EXERCISE GOAL: Identify all lines below that hold "助手席側Aピラーミドルトリム" and collect them.

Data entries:
========================
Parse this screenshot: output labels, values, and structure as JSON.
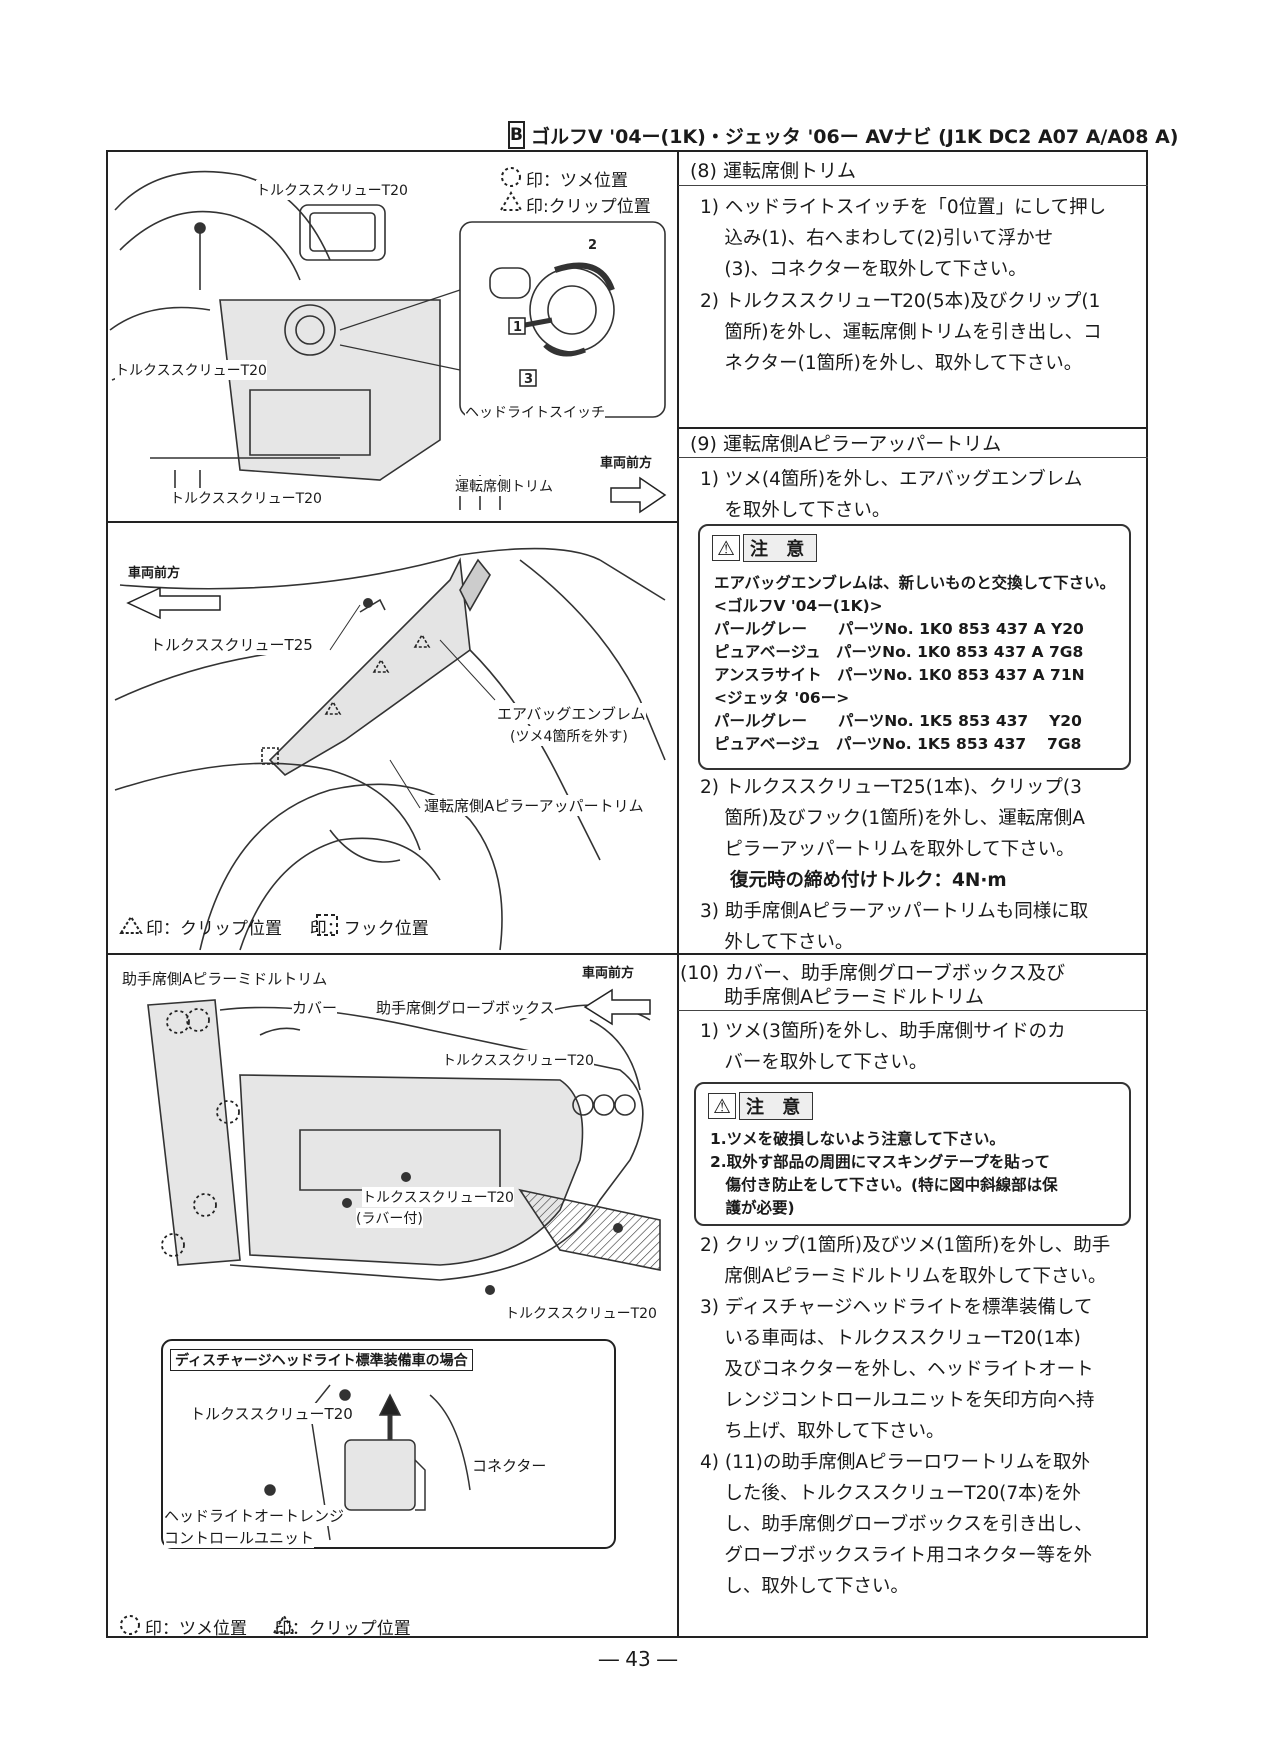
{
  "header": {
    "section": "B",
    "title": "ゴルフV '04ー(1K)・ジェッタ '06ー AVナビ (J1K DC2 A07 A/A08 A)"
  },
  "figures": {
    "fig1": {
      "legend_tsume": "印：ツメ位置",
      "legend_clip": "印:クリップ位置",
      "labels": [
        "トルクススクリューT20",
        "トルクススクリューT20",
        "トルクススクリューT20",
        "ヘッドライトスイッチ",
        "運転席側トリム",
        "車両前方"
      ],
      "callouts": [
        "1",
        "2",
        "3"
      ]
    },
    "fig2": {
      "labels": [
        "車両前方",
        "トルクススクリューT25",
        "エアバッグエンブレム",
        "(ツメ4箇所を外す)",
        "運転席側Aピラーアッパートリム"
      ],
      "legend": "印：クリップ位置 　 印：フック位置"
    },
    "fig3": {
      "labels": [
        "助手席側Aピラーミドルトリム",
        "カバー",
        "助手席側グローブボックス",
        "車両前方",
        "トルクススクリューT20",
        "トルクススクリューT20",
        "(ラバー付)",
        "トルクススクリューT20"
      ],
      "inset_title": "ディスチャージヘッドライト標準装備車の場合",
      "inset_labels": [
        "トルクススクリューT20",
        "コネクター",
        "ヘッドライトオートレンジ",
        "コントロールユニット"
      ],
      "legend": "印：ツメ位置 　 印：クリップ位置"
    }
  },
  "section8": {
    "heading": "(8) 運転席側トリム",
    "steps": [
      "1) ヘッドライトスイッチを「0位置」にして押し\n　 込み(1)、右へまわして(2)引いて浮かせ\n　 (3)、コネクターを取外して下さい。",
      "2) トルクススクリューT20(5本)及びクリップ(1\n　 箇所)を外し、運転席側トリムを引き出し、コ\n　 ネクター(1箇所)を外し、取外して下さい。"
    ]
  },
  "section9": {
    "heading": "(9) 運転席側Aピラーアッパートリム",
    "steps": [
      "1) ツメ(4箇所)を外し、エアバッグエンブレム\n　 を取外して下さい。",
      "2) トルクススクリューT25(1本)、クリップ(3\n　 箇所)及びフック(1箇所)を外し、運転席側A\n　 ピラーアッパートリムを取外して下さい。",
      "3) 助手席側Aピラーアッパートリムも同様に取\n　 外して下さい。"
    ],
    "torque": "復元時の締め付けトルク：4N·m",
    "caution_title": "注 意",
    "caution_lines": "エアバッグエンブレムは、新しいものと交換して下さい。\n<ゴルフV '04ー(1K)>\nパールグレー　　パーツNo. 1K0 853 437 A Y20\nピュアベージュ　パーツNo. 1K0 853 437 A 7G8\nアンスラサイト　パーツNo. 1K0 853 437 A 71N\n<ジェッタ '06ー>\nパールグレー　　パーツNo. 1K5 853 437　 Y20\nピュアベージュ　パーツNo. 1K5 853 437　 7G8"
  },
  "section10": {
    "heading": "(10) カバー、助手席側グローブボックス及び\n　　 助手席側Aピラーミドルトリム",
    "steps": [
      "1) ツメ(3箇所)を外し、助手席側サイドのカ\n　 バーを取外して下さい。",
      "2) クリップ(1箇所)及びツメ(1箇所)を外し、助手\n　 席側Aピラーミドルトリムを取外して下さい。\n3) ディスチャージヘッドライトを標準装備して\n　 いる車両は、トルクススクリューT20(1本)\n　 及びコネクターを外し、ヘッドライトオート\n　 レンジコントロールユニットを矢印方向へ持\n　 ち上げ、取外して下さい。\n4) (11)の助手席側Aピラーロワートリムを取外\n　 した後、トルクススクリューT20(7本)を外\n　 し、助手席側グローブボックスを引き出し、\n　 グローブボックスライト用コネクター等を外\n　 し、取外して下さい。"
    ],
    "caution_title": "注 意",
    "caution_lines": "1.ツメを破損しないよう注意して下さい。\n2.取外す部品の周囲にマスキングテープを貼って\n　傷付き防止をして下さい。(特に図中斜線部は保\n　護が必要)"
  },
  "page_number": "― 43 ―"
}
========================
RESPONSE TO THIS EXERCISE:
        "助手席側Aピラーミドルトリム",
    "heading": "(10) カバー、助手席側グローブボックス及び\n　　 助手席側Aピラーミドルトリム",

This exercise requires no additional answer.